> [Exercise aim] Reproduce the listing verbatim.

> [Records provided]
"""

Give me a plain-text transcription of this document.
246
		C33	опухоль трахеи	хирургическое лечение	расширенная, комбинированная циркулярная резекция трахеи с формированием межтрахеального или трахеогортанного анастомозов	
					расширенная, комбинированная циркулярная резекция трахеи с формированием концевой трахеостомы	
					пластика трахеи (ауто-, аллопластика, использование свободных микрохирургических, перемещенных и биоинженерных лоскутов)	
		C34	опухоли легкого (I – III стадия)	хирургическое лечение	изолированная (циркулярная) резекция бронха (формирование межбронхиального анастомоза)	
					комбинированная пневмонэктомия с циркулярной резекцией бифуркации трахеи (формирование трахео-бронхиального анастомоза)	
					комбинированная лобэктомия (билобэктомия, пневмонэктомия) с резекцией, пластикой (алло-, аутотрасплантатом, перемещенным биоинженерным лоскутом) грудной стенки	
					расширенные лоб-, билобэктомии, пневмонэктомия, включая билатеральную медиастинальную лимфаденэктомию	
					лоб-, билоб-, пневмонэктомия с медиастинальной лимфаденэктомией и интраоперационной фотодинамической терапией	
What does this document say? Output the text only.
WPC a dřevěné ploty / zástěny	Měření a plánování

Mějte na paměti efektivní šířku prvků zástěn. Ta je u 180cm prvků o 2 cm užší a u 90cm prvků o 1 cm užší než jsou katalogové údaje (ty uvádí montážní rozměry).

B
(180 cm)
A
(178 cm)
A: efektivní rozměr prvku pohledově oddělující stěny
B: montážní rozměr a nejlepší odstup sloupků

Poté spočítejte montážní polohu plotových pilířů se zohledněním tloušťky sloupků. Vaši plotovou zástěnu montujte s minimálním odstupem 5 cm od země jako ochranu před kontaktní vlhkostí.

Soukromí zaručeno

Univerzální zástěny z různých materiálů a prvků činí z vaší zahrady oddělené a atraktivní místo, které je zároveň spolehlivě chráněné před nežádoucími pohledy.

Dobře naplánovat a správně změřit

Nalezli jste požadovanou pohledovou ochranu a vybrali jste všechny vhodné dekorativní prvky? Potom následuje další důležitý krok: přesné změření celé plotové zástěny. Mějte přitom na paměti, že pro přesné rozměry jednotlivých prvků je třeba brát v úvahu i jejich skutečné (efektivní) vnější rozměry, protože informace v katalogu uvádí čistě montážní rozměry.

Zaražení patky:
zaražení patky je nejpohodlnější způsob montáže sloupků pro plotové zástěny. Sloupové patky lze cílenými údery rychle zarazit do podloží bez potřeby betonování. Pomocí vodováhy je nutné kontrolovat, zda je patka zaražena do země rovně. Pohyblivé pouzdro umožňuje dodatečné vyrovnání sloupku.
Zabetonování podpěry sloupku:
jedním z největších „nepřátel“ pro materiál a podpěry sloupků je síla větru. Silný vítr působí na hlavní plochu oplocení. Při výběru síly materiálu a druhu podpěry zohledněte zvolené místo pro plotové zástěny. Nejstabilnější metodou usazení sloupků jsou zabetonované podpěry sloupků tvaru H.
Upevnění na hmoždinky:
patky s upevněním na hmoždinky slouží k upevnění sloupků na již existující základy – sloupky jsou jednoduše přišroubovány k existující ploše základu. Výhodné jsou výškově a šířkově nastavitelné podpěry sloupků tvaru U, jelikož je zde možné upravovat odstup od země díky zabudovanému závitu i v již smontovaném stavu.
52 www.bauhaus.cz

"""

> [Written solution]
Give me a plain-text transcription of this document.
246
		C33	опухоль трахеи	хирургическое лечение	расширенная, комбинированная циркулярная резекция трахеи с формированием межтрахеального или трахеогортанного анастомозов	
					расширенная, комбинированная циркулярная резекция трахеи с формированием концевой трахеостомы	
					пластика трахеи (ауто-, аллопластика, использование свободных микрохирургических, перемещенных и биоинженерных лоскутов)	
		C34	опухоли легкого (I – III стадия)	хирургическое лечение	изолированная (циркулярная) резекция бронха (формирование межбронхиального анастомоза)	
					комбинированная пневмонэктомия с циркулярной резекцией бифуркации трахеи (формирование трахео-бронхиального анастомоза)	
					комбинированная лобэктомия (билобэктомия, пневмонэктомия) с резекцией, пластикой (алло-, аутотрасплантатом, перемещенным биоинженерным лоскутом) грудной стенки	
					расширенные лоб-, билобэктомии, пневмонэктомия, включая билатеральную медиастинальную лимфаденэктомию	
					лоб-, билоб-, пневмонэктомия с медиастинальной лимфаденэктомией и интраоперационной фотодинамической терапией	
What does this document say? Output the text only.
WPC a dřevěné ploty / zástěny	Měření a plánování

Mějte na paměti efektivní šířku prvků zástěn. Ta je u 180cm prvků o 2 cm užší a u 90cm prvků o 1 cm užší než jsou katalogové údaje (ty uvádí montážní rozměry).

B
(180 cm)
A
(178 cm)
A: efektivní rozměr prvku pohledově oddělující stěny
B: montážní rozměr a nejlepší odstup sloupků

Poté spočítejte montážní polohu plotových pilířů se zohledněním tloušťky sloupků. Vaši plotovou zástěnu montujte s minimálním odstupem 5 cm od země jako ochranu před kontaktní vlhkostí.

Soukromí zaručeno

Univerzální zástěny z různých materiálů a prvků činí z vaší zahrady oddělené a atraktivní místo, které je zároveň spolehlivě chráněné před nežádoucími pohledy.

Dobře naplánovat a správně změřit

Nalezli jste požadovanou pohledovou ochranu a vybrali jste všechny vhodné dekorativní prvky? Potom následuje další důležitý krok: přesné změření celé plotové zástěny. Mějte přitom na paměti, že pro přesné rozměry jednotlivých prvků je třeba brát v úvahu i jejich skutečné (efektivní) vnější rozměry, protože informace v katalogu uvádí čistě montážní rozměry.

Zaražení patky:
zaražení patky je nejpohodlnější způsob montáže sloupků pro plotové zástěny. Sloupové patky lze cílenými údery rychle zarazit do podloží bez potřeby betonování. Pomocí vodováhy je nutné kontrolovat, zda je patka zaražena do země rovně. Pohyblivé pouzdro umožňuje dodatečné vyrovnání sloupku.
Zabetonování podpěry sloupku:
jedním z největších „nepřátel“ pro materiál a podpěry sloupků je síla větru. Silný vítr působí na hlavní plochu oplocení. Při výběru síly materiálu a druhu podpěry zohledněte zvolené místo pro plotové zástěny. Nejstabilnější metodou usazení sloupků jsou zabetonované podpěry sloupků tvaru H.
Upevnění na hmoždinky:
patky s upevněním na hmoždinky slouží k upevnění sloupků na již existující základy – sloupky jsou jednoduše přišroubovány k existující ploše základu. Výhodné jsou výškově a šířkově nastavitelné podpěry sloupků tvaru U, jelikož je zde možné upravovat odstup od země díky zabudovanému závitu i v již smontovaném stavu.
52 www.bauhaus.cz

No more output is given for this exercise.